◆ WORK TO BE COMPLETED: State only the number of lines that contain the string "Artikel".

◆ PROVIDED DATA:
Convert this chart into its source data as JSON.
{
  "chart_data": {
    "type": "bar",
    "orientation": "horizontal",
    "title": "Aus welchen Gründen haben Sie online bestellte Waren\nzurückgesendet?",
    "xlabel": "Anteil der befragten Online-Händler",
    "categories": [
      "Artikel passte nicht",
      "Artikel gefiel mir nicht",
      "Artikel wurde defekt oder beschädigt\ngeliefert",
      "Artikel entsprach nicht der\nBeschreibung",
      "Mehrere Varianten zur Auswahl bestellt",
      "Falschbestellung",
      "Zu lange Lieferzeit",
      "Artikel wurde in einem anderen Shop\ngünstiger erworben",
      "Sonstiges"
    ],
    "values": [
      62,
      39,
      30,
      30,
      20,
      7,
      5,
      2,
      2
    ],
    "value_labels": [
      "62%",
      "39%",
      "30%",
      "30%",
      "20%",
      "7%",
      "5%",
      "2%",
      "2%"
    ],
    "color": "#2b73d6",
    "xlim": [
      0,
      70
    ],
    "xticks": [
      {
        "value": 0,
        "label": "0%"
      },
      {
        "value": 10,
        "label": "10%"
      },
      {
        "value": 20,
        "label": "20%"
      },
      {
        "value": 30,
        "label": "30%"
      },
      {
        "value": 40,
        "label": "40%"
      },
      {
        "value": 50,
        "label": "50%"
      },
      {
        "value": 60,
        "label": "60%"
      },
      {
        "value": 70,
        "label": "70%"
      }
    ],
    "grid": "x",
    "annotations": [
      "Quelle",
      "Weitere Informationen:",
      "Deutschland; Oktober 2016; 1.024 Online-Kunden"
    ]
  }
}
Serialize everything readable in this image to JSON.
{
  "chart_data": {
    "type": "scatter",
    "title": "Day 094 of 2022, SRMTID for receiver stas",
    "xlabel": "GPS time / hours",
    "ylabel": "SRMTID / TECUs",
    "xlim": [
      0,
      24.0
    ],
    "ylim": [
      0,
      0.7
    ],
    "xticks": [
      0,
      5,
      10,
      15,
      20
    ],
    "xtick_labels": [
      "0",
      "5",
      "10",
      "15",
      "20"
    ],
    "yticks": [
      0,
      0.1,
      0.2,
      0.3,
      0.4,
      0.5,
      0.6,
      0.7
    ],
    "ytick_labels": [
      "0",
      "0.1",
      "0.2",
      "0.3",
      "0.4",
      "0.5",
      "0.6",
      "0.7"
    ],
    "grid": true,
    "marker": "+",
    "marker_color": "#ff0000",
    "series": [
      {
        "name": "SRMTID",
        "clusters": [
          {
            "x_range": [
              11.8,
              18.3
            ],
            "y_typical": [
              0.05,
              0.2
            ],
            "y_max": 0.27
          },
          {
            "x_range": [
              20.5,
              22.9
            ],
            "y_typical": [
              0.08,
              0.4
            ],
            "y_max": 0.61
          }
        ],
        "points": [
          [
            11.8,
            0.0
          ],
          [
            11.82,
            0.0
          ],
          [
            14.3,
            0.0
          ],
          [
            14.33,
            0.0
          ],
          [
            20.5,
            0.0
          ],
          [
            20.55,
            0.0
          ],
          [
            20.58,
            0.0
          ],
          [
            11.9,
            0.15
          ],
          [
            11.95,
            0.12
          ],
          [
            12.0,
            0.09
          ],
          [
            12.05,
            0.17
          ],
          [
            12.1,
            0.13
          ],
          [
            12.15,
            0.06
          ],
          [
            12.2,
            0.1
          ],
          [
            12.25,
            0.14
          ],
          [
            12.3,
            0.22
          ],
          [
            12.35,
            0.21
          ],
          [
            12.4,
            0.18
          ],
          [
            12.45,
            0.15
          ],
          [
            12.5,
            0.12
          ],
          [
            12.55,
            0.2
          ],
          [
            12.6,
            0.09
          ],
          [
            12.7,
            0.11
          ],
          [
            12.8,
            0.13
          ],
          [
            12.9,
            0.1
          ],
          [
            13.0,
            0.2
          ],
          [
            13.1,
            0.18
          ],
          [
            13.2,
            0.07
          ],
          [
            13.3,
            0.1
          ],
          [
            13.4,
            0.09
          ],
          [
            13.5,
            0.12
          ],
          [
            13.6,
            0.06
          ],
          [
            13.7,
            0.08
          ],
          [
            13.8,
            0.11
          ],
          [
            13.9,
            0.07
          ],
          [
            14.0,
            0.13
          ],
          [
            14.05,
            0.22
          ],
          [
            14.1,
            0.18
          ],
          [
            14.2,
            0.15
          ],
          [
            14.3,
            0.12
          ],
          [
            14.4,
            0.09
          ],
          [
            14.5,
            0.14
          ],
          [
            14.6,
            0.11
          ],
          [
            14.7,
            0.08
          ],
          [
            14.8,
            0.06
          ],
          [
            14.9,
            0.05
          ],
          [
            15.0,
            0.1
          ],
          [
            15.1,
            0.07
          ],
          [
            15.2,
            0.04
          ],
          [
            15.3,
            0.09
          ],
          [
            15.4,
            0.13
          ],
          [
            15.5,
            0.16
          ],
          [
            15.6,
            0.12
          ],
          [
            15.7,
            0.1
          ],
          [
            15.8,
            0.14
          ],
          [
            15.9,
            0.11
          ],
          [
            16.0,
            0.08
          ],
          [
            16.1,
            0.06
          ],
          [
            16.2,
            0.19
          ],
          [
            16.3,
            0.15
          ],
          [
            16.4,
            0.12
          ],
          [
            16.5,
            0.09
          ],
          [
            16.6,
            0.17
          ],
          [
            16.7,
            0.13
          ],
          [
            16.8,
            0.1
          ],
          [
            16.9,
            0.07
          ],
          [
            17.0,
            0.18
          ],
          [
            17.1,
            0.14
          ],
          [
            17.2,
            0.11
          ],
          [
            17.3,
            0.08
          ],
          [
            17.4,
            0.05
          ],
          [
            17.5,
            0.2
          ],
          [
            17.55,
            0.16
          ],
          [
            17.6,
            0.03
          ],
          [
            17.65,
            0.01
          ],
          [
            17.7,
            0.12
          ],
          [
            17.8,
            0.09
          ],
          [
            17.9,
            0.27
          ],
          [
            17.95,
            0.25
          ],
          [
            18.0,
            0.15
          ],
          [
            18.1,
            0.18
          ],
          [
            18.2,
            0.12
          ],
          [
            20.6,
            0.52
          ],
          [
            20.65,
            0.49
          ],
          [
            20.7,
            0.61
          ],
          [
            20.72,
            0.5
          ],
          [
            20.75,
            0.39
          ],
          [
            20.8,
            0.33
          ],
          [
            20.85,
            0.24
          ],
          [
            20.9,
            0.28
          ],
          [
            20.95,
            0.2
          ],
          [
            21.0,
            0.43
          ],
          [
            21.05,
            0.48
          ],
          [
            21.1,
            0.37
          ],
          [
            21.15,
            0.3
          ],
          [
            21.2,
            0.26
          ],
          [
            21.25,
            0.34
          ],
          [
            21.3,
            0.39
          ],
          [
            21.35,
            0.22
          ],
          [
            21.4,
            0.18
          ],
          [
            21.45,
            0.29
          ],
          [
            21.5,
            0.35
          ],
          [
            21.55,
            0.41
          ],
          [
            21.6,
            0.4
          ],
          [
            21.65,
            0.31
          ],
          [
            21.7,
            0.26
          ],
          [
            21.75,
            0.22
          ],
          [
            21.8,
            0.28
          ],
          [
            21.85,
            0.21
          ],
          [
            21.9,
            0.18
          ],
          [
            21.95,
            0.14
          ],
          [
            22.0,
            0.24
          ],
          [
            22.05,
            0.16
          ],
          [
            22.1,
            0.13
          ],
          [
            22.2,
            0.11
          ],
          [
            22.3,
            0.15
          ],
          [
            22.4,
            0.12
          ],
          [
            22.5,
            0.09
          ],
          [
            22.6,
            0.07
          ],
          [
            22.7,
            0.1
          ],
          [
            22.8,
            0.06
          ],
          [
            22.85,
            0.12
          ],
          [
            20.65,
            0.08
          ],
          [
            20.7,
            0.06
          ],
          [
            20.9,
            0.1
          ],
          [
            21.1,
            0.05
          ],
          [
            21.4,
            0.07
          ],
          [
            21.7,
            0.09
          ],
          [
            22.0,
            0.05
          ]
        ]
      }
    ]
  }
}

◆ RESPONSE BELOW: 5